Find the lines holding the string "this" in the data, then copy all of them.

→ Records:
--
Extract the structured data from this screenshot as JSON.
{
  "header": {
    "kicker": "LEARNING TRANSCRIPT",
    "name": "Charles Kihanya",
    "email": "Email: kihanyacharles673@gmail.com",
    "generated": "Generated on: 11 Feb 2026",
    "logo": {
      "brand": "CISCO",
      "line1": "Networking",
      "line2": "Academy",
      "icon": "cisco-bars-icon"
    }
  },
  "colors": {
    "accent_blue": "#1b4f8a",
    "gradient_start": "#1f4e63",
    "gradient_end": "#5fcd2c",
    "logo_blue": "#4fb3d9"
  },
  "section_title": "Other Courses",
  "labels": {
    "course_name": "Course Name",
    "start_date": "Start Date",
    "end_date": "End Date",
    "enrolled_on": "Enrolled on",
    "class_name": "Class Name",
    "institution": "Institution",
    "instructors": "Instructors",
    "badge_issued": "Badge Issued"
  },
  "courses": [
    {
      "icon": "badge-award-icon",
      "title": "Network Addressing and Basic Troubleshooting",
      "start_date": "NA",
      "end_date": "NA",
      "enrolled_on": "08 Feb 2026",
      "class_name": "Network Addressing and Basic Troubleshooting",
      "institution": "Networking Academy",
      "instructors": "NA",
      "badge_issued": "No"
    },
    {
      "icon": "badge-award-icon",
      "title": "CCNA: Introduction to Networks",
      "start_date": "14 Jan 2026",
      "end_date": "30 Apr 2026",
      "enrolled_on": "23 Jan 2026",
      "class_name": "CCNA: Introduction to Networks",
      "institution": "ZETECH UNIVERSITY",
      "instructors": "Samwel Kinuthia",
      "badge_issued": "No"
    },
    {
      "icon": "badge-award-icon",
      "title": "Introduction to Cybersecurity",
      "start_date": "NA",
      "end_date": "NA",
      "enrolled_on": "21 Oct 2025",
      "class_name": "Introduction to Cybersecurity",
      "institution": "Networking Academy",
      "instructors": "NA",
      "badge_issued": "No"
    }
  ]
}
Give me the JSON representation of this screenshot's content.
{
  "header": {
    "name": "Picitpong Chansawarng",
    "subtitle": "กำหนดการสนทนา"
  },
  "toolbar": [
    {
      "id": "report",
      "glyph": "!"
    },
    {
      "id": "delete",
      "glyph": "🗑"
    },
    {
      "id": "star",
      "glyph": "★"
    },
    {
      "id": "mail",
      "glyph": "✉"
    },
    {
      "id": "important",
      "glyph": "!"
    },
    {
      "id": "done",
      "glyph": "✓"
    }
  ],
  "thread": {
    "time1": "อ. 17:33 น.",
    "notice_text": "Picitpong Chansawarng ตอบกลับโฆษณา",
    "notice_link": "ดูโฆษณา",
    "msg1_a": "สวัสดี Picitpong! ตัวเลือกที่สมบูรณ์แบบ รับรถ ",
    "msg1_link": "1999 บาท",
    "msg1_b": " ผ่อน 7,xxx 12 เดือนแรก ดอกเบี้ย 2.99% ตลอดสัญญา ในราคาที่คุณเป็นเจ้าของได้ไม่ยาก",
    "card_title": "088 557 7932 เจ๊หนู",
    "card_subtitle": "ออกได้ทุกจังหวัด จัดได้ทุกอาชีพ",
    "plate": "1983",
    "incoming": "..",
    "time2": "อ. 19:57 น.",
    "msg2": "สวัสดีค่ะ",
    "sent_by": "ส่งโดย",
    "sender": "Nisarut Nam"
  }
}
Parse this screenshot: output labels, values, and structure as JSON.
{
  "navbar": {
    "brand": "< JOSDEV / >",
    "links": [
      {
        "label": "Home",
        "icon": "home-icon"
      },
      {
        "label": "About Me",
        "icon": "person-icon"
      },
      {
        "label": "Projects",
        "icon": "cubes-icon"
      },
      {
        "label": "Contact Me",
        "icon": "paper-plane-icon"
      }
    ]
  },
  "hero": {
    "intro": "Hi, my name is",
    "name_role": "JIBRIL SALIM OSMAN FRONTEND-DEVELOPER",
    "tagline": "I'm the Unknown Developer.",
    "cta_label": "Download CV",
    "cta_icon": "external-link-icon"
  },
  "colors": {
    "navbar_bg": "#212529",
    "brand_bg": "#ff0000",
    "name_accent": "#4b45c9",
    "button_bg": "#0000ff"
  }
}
--
→ Solved problem:
Extract the structured data from this screenshot as JSON.
Give me the JSON representation of this screenshot's content.
Parse this screenshot: output labels, values, and structure as JSON.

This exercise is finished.